Saved data entries
■ ■ ■ ■

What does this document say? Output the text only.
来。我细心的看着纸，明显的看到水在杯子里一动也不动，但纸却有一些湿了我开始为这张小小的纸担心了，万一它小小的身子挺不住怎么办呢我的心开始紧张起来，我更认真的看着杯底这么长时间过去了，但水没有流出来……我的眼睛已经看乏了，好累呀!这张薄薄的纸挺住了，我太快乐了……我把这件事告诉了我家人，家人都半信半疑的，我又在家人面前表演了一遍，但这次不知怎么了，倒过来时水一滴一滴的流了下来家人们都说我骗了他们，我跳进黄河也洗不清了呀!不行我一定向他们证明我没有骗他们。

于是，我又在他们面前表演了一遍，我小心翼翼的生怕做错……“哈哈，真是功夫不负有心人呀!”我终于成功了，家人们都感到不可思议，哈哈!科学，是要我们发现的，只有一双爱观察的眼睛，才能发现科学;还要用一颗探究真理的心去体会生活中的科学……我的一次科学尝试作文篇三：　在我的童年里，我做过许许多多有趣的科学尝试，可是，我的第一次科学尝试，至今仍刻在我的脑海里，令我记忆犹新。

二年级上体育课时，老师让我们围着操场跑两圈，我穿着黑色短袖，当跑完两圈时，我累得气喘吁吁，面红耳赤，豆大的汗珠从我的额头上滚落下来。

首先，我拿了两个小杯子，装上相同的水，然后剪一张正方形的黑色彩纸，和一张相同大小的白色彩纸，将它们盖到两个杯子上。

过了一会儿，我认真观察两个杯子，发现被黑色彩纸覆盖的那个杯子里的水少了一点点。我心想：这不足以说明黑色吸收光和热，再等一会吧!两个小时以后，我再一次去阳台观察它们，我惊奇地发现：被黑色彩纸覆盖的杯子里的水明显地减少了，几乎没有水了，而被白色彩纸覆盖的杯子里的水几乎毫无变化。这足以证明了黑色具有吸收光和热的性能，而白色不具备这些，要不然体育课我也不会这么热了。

■ ■ ■ ■

## Exercise instructions
Set down each entry again, unchanged.

## Result of the task
What does this document say? Output the text only.
来。我细心的看着纸，明显的看到水在杯子里一动也不动，但纸却有一些湿了我开始为这张小小的纸担心了，万一它小小的身子挺不住怎么办呢我的心开始紧张起来，我更认真的看着杯底这么长时间过去了，但水没有流出来……我的眼睛已经看乏了，好累呀!这张薄薄的纸挺住了，我太快乐了……我把这件事告诉了我家人，家人都半信半疑的，我又在家人面前表演了一遍，但这次不知怎么了，倒过来时水一滴一滴的流了下来家人们都说我骗了他们，我跳进黄河也洗不清了呀!不行我一定向他们证明我没有骗他们。

于是，我又在他们面前表演了一遍，我小心翼翼的生怕做错……“哈哈，真是功夫不负有心人呀!”我终于成功了，家人们都感到不可思议，哈哈!科学，是要我们发现的，只有一双爱观察的眼睛，才能发现科学;还要用一颗探究真理的心去体会生活中的科学……我的一次科学尝试作文篇三：　在我的童年里，我做过许许多多有趣的科学尝试，可是，我的第一次科学尝试，至今仍刻在我的脑海里，令我记忆犹新。

二年级上体育课时，老师让我们围着操场跑两圈，我穿着黑色短袖，当跑完两圈时，我累得气喘吁吁，面红耳赤，豆大的汗珠从我的额头上滚落下来。

首先，我拿了两个小杯子，装上相同的水，然后剪一张正方形的黑色彩纸，和一张相同大小的白色彩纸，将它们盖到两个杯子上。

过了一会儿，我认真观察两个杯子，发现被黑色彩纸覆盖的那个杯子里的水少了一点点。我心想：这不足以说明黑色吸收光和热，再等一会吧!两个小时以后，我再一次去阳台观察它们，我惊奇地发现：被黑色彩纸覆盖的杯子里的水明显地减少了，几乎没有水了，而被白色彩纸覆盖的杯子里的水几乎毫无变化。这足以证明了黑色具有吸收光和热的性能，而白色不具备这些，要不然体育课我也不会这么热了。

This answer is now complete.